--- Given request ---
Report only the number of lines in this material that include "title".

--- Input for this task ---
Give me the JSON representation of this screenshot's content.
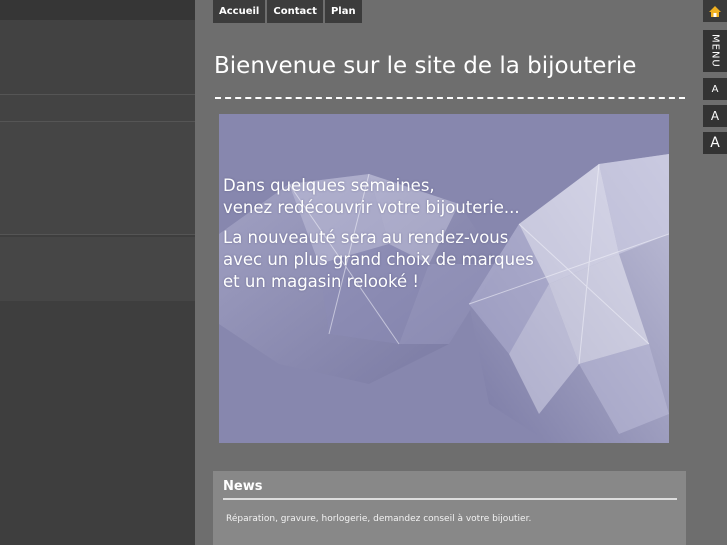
{
  "nav": {
    "items": [
      {
        "label": "Accueil"
      },
      {
        "label": "Contact"
      },
      {
        "label": "Plan"
      }
    ]
  },
  "page": {
    "title": "Bienvenue sur le site de la bijouterie"
  },
  "hero": {
    "line1": "Dans quelques semaines,",
    "line2": "venez redécouvrir votre bijouterie...",
    "line3": "La nouveauté sera au rendez-vous",
    "line4": "avec un plus grand choix de marques",
    "line5": "et un magasin relooké !"
  },
  "news": {
    "title": "News",
    "text": "Réparation, gravure, horlogerie, demandez conseil à votre bijoutier."
  },
  "toolbar": {
    "menu_label": "MENU",
    "font_small": "A",
    "font_medium": "A",
    "font_large": "A",
    "home_icon": "home-icon"
  },
  "colors": {
    "background": "#6e6e6e",
    "sidebar": "#3e3e3e",
    "hero": "#8787ae",
    "news_panel": "#888888"
  }
}
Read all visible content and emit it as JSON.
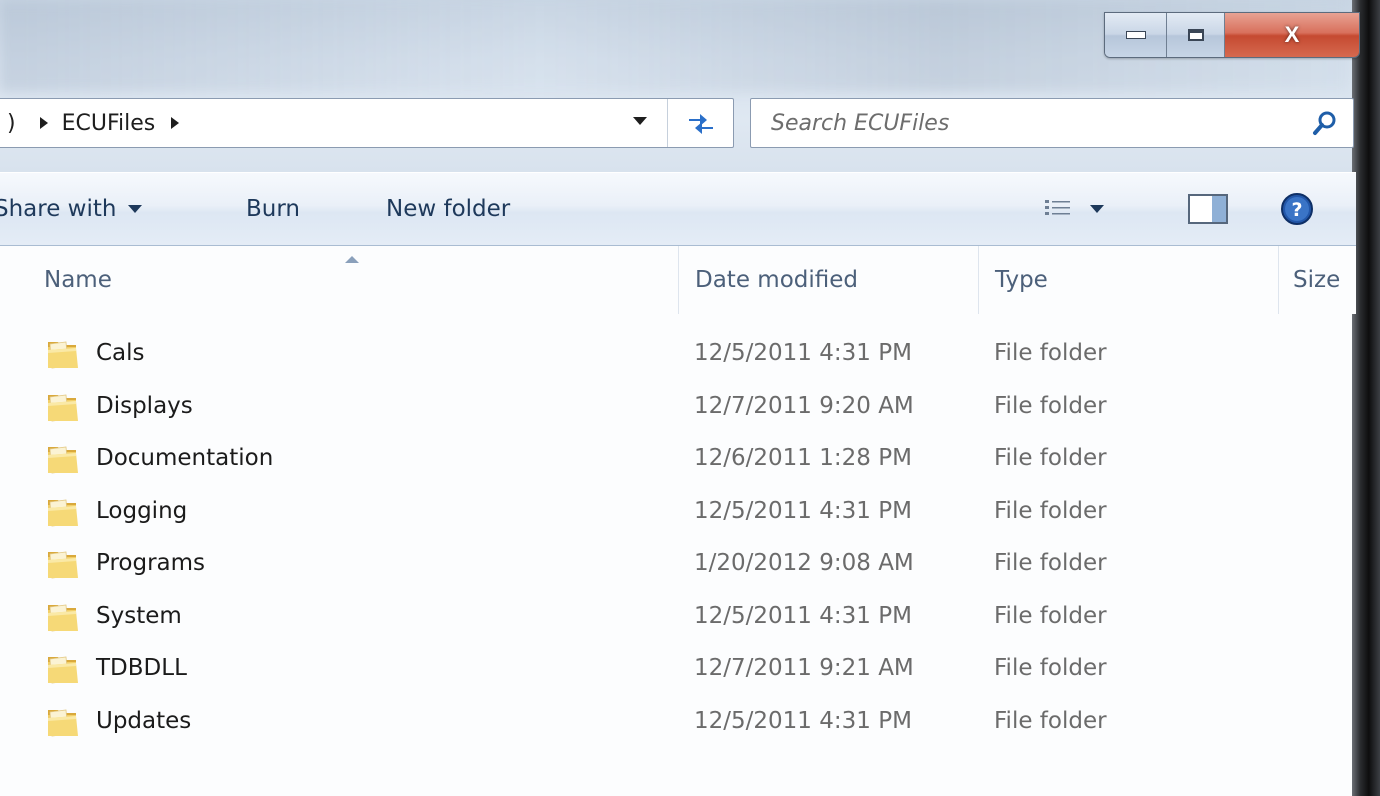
{
  "window": {
    "minimize_icon": "minimize-icon",
    "maximize_icon": "maximize-icon",
    "close_label": "X"
  },
  "address": {
    "prefix_fragment": ")",
    "current_folder": "ECUFiles"
  },
  "search": {
    "placeholder": "Search ECUFiles",
    "icon": "search-icon"
  },
  "toolbar": {
    "share_label": "Share with",
    "burn_label": "Burn",
    "new_folder_label": "New folder",
    "views_icon": "details-view-icon",
    "preview_icon": "preview-pane-icon",
    "help_icon": "help-icon"
  },
  "columns": {
    "name": "Name",
    "date": "Date modified",
    "type": "Type",
    "size": "Size"
  },
  "files": [
    {
      "name": "Cals",
      "date": "12/5/2011 4:31 PM",
      "type": "File folder"
    },
    {
      "name": "Displays",
      "date": "12/7/2011 9:20 AM",
      "type": "File folder"
    },
    {
      "name": "Documentation",
      "date": "12/6/2011 1:28 PM",
      "type": "File folder"
    },
    {
      "name": "Logging",
      "date": "12/5/2011 4:31 PM",
      "type": "File folder"
    },
    {
      "name": "Programs",
      "date": "1/20/2012 9:08 AM",
      "type": "File folder"
    },
    {
      "name": "System",
      "date": "12/5/2011 4:31 PM",
      "type": "File folder"
    },
    {
      "name": "TDBDLL",
      "date": "12/7/2011 9:21 AM",
      "type": "File folder"
    },
    {
      "name": "Updates",
      "date": "12/5/2011 4:31 PM",
      "type": "File folder"
    }
  ],
  "colors": {
    "command_text": "#1e395b",
    "header_text": "#4c607a",
    "detail_text": "#6b6b6b",
    "close_button": "#c54a31"
  }
}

--- Exercise output ---
2